*Given exercise*: Return the listing below in full, with every line exactly as it is.

*Input for this task*:
%%
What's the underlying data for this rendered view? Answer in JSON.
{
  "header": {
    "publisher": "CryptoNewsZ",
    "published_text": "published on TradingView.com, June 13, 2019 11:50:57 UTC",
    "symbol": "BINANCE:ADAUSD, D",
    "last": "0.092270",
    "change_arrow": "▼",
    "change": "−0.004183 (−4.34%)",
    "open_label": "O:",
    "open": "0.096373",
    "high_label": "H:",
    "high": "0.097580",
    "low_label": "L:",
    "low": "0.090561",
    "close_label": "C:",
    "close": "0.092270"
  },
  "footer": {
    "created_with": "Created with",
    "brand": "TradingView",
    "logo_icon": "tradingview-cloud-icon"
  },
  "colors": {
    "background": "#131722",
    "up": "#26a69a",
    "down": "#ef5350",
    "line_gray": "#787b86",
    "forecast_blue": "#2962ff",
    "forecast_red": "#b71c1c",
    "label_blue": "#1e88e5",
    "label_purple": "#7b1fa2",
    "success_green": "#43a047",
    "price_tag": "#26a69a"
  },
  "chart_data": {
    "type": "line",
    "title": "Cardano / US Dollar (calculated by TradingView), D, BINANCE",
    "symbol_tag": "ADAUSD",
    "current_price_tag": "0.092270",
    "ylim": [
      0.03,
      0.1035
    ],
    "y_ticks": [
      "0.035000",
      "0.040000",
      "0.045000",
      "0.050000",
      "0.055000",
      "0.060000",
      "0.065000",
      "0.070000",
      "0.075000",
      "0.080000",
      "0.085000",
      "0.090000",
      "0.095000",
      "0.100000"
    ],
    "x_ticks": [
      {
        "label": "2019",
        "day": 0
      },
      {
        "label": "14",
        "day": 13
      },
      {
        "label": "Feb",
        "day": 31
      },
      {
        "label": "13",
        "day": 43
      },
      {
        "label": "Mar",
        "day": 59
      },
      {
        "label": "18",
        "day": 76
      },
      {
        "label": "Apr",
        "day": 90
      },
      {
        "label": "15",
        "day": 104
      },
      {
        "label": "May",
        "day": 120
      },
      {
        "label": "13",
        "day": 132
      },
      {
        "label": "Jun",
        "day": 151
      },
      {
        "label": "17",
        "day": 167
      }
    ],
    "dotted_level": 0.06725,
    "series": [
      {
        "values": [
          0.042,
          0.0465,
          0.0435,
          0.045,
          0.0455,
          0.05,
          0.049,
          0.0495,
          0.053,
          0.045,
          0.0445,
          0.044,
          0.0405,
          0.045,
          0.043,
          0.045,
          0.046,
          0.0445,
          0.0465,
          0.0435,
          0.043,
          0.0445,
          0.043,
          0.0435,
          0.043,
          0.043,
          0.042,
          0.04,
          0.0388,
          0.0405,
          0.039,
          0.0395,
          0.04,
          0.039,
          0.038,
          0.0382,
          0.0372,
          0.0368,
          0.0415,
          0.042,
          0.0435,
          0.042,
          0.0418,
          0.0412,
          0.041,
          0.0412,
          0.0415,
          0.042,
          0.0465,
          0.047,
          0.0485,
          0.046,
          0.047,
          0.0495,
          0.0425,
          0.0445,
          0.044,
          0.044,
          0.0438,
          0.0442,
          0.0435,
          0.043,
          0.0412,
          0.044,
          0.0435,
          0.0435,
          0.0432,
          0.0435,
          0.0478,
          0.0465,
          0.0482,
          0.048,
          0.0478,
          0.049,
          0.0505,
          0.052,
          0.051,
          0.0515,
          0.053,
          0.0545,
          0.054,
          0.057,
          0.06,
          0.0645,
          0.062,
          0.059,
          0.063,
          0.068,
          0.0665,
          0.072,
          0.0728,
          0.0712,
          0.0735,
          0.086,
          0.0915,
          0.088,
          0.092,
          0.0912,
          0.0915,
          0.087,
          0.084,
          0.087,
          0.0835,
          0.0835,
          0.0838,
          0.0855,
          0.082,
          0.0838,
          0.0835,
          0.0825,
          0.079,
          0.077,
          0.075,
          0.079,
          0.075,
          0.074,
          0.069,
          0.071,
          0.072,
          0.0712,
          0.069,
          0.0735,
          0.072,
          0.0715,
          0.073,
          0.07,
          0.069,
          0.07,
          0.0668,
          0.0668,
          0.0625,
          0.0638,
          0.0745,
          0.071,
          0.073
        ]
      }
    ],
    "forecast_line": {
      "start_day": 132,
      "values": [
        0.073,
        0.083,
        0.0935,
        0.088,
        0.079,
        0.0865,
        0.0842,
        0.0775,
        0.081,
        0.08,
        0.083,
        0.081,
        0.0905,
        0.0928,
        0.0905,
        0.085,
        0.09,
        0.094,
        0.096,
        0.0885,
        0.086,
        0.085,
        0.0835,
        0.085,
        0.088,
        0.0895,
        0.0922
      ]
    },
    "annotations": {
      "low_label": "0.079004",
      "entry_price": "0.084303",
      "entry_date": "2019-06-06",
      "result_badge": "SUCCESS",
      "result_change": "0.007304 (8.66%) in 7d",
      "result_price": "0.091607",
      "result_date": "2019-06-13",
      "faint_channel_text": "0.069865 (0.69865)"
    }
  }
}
%%
*Solution to the problem*:
What's the underlying data for this rendered view? Answer in JSON.
{
  "header": {
    "publisher": "CryptoNewsZ",
    "published_text": "published on TradingView.com, June 13, 2019 11:50:57 UTC",
    "symbol": "BINANCE:ADAUSD, D",
    "last": "0.092270",
    "change_arrow": "▼",
    "change": "−0.004183 (−4.34%)",
    "open_label": "O:",
    "open": "0.096373",
    "high_label": "H:",
    "high": "0.097580",
    "low_label": "L:",
    "low": "0.090561",
    "close_label": "C:",
    "close": "0.092270"
  },
  "footer": {
    "created_with": "Created with",
    "brand": "TradingView",
    "logo_icon": "tradingview-cloud-icon"
  },
  "colors": {
    "background": "#131722",
    "up": "#26a69a",
    "down": "#ef5350",
    "line_gray": "#787b86",
    "forecast_blue": "#2962ff",
    "forecast_red": "#b71c1c",
    "label_blue": "#1e88e5",
    "label_purple": "#7b1fa2",
    "success_green": "#43a047",
    "price_tag": "#26a69a"
  },
  "chart_data": {
    "type": "line",
    "title": "Cardano / US Dollar (calculated by TradingView), D, BINANCE",
    "symbol_tag": "ADAUSD",
    "current_price_tag": "0.092270",
    "ylim": [
      0.03,
      0.1035
    ],
    "y_ticks": [
      "0.035000",
      "0.040000",
      "0.045000",
      "0.050000",
      "0.055000",
      "0.060000",
      "0.065000",
      "0.070000",
      "0.075000",
      "0.080000",
      "0.085000",
      "0.090000",
      "0.095000",
      "0.100000"
    ],
    "x_ticks": [
      {
        "label": "2019",
        "day": 0
      },
      {
        "label": "14",
        "day": 13
      },
      {
        "label": "Feb",
        "day": 31
      },
      {
        "label": "13",
        "day": 43
      },
      {
        "label": "Mar",
        "day": 59
      },
      {
        "label": "18",
        "day": 76
      },
      {
        "label": "Apr",
        "day": 90
      },
      {
        "label": "15",
        "day": 104
      },
      {
        "label": "May",
        "day": 120
      },
      {
        "label": "13",
        "day": 132
      },
      {
        "label": "Jun",
        "day": 151
      },
      {
        "label": "17",
        "day": 167
      }
    ],
    "dotted_level": 0.06725,
    "series": [
      {
        "values": [
          0.042,
          0.0465,
          0.0435,
          0.045,
          0.0455,
          0.05,
          0.049,
          0.0495,
          0.053,
          0.045,
          0.0445,
          0.044,
          0.0405,
          0.045,
          0.043,
          0.045,
          0.046,
          0.0445,
          0.0465,
          0.0435,
          0.043,
          0.0445,
          0.043,
          0.0435,
          0.043,
          0.043,
          0.042,
          0.04,
          0.0388,
          0.0405,
          0.039,
          0.0395,
          0.04,
          0.039,
          0.038,
          0.0382,
          0.0372,
          0.0368,
          0.0415,
          0.042,
          0.0435,
          0.042,
          0.0418,
          0.0412,
          0.041,
          0.0412,
          0.0415,
          0.042,
          0.0465,
          0.047,
          0.0485,
          0.046,
          0.047,
          0.0495,
          0.0425,
          0.0445,
          0.044,
          0.044,
          0.0438,
          0.0442,
          0.0435,
          0.043,
          0.0412,
          0.044,
          0.0435,
          0.0435,
          0.0432,
          0.0435,
          0.0478,
          0.0465,
          0.0482,
          0.048,
          0.0478,
          0.049,
          0.0505,
          0.052,
          0.051,
          0.0515,
          0.053,
          0.0545,
          0.054,
          0.057,
          0.06,
          0.0645,
          0.062,
          0.059,
          0.063,
          0.068,
          0.0665,
          0.072,
          0.0728,
          0.0712,
          0.0735,
          0.086,
          0.0915,
          0.088,
          0.092,
          0.0912,
          0.0915,
          0.087,
          0.084,
          0.087,
          0.0835,
          0.0835,
          0.0838,
          0.0855,
          0.082,
          0.0838,
          0.0835,
          0.0825,
          0.079,
          0.077,
          0.075,
          0.079,
          0.075,
          0.074,
          0.069,
          0.071,
          0.072,
          0.0712,
          0.069,
          0.0735,
          0.072,
          0.0715,
          0.073,
          0.07,
          0.069,
          0.07,
          0.0668,
          0.0668,
          0.0625,
          0.0638,
          0.0745,
          0.071,
          0.073
        ]
      }
    ],
    "forecast_line": {
      "start_day": 132,
      "values": [
        0.073,
        0.083,
        0.0935,
        0.088,
        0.079,
        0.0865,
        0.0842,
        0.0775,
        0.081,
        0.08,
        0.083,
        0.081,
        0.0905,
        0.0928,
        0.0905,
        0.085,
        0.09,
        0.094,
        0.096,
        0.0885,
        0.086,
        0.085,
        0.0835,
        0.085,
        0.088,
        0.0895,
        0.0922
      ]
    },
    "annotations": {
      "low_label": "0.079004",
      "entry_price": "0.084303",
      "entry_date": "2019-06-06",
      "result_badge": "SUCCESS",
      "result_change": "0.007304 (8.66%) in 7d",
      "result_price": "0.091607",
      "result_date": "2019-06-13",
      "faint_channel_text": "0.069865 (0.69865)"
    }
  }
}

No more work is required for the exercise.